§ Source records

** BEGIN **

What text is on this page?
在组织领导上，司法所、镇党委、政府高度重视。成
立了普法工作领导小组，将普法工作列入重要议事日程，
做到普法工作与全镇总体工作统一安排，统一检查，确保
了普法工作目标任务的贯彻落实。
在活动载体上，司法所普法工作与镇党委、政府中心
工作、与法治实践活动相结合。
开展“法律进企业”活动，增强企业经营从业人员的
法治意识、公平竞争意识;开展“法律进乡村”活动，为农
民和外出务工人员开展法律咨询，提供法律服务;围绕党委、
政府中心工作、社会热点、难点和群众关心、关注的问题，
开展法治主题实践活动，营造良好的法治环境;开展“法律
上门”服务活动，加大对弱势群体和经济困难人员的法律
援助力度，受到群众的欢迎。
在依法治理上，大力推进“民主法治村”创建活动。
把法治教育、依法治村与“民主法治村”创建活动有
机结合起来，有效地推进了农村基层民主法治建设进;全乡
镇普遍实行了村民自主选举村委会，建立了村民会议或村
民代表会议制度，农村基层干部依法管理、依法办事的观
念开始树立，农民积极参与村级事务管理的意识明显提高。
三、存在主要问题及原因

** END **

§ Task description
Each line of the material should be echoed exactly.

§ Solution for this problem
What text is on this page?
在组织领导上，司法所、镇党委、政府高度重视。成
立了普法工作领导小组，将普法工作列入重要议事日程，
做到普法工作与全镇总体工作统一安排，统一检查，确保
了普法工作目标任务的贯彻落实。
在活动载体上，司法所普法工作与镇党委、政府中心
工作、与法治实践活动相结合。
开展“法律进企业”活动，增强企业经营从业人员的
法治意识、公平竞争意识;开展“法律进乡村”活动，为农
民和外出务工人员开展法律咨询，提供法律服务;围绕党委、
政府中心工作、社会热点、难点和群众关心、关注的问题，
开展法治主题实践活动，营造良好的法治环境;开展“法律
上门”服务活动，加大对弱势群体和经济困难人员的法律
援助力度，受到群众的欢迎。
在依法治理上，大力推进“民主法治村”创建活动。
把法治教育、依法治村与“民主法治村”创建活动有
机结合起来，有效地推进了农村基层民主法治建设进;全乡
镇普遍实行了村民自主选举村委会，建立了村民会议或村
民代表会议制度，农村基层干部依法管理、依法办事的观
念开始树立，农民积极参与村级事务管理的意识明显提高。
三、存在主要问题及原因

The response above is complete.